───── INPUT RECORDS ─────

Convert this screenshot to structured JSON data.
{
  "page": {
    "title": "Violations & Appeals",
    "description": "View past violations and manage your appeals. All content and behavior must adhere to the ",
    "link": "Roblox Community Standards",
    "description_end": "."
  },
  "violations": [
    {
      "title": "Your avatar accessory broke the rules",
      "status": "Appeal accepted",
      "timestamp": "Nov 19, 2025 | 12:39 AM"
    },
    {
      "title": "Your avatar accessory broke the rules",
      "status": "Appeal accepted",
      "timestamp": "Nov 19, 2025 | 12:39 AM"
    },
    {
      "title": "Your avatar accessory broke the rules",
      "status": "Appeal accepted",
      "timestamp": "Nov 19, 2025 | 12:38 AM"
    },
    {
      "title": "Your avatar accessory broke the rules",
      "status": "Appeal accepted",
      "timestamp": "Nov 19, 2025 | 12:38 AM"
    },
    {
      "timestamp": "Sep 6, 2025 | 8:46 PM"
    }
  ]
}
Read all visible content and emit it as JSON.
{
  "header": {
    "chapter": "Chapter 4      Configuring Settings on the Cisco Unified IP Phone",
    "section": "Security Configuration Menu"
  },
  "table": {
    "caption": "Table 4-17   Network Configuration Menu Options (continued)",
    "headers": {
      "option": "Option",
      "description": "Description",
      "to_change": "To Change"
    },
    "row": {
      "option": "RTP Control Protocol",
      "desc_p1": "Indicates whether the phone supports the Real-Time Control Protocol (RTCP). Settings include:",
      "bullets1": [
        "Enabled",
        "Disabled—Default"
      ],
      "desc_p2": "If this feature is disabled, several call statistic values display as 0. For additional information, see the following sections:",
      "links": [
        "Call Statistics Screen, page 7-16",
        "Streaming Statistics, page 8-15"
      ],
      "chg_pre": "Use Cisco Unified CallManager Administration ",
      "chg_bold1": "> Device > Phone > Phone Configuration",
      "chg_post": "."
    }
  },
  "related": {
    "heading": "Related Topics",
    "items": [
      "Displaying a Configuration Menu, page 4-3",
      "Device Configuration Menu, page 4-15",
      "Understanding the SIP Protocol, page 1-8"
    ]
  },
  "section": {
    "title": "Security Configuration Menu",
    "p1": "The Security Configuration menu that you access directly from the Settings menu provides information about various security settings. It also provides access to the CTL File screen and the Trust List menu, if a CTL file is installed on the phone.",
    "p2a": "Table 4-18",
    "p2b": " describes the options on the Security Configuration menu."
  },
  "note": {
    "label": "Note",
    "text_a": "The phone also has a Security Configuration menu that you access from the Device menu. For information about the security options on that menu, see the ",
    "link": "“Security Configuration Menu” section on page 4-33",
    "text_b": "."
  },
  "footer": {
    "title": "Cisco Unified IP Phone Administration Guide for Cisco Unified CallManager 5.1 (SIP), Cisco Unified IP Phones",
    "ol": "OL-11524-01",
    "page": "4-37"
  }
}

─────

TASK DIRECTIONS: What is the number of lines in the data that hold the string "page"? Answer with the number only.

IN RESPONSE: 8